**What is being asked**
List each line of the data in which the string "name" appears.

**Source material**

------------------------------

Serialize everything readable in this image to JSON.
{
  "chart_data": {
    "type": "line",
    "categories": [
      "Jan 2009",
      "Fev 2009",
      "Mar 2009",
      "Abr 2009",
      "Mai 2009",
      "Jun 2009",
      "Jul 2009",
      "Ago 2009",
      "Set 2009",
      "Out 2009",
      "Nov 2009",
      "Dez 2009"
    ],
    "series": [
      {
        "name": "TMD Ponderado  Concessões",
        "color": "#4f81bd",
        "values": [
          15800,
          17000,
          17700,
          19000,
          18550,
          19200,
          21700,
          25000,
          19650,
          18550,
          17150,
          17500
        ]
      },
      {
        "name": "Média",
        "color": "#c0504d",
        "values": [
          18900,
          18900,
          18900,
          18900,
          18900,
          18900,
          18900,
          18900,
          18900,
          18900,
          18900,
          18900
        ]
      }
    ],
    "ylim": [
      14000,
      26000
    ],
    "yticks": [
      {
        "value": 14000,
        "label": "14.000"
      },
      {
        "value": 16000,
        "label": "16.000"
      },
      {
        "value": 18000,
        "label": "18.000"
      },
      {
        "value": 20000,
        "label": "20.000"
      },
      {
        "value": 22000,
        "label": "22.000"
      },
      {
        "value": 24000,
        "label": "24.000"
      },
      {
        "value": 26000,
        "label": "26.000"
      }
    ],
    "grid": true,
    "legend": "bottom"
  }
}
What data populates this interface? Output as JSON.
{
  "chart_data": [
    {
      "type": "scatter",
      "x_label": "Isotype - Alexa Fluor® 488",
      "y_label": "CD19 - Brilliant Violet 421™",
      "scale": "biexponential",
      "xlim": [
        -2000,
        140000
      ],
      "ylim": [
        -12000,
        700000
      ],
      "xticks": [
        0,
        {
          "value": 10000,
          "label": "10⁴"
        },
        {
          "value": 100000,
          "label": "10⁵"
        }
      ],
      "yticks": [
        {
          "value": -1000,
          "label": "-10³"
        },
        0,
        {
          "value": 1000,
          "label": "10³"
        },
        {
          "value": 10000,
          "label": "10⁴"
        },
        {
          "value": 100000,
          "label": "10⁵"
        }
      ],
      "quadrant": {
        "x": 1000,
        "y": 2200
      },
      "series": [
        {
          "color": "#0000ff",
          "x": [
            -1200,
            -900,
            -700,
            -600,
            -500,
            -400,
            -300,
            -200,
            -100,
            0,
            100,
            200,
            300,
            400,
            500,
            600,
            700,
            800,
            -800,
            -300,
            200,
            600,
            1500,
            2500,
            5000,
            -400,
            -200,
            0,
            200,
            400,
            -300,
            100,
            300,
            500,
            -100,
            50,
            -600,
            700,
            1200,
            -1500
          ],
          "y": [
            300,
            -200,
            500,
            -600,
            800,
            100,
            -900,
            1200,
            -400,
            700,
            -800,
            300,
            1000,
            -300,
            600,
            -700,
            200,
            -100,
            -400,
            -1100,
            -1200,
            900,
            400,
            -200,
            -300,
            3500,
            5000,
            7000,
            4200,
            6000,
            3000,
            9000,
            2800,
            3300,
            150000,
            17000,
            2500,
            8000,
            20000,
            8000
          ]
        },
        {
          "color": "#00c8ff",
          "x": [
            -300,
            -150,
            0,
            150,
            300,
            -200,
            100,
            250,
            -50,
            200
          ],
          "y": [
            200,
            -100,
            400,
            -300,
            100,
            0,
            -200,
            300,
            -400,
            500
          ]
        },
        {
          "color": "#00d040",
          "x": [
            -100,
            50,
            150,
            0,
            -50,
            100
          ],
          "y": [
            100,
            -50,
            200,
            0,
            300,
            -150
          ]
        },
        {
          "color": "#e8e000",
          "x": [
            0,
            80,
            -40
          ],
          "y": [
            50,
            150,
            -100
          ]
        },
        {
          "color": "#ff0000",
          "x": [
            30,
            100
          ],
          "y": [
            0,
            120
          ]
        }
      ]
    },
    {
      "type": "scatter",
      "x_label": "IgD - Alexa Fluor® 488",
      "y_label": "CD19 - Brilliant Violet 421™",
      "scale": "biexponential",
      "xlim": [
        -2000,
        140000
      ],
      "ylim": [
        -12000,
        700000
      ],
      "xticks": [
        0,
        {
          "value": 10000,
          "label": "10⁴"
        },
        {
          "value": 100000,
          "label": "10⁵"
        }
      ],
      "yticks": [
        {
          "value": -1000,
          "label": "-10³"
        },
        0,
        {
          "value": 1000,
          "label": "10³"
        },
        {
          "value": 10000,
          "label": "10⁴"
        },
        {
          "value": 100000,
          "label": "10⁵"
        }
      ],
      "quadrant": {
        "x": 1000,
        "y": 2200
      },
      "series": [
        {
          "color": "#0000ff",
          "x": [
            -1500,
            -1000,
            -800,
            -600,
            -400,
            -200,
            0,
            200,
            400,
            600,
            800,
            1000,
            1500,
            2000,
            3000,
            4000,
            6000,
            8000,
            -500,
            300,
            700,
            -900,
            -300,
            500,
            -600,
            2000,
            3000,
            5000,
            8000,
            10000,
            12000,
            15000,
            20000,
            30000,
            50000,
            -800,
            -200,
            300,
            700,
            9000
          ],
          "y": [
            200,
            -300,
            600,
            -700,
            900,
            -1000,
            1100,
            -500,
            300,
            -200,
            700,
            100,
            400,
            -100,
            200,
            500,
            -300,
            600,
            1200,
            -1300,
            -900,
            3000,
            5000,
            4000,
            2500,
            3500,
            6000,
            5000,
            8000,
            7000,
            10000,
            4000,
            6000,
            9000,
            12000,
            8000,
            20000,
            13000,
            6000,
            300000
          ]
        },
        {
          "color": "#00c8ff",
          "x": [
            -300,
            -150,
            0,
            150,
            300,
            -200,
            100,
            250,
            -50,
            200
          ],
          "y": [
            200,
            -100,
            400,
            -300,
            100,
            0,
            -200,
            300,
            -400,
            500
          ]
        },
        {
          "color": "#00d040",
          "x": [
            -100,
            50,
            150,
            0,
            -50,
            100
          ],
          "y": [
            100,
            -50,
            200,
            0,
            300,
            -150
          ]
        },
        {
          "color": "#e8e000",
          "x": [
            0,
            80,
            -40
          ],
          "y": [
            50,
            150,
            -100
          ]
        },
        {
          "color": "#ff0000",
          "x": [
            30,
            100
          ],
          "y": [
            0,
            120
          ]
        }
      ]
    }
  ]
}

------------------------------

**Reply**
        "name": "TMD Ponderado  Concessões",
        "name": "Média",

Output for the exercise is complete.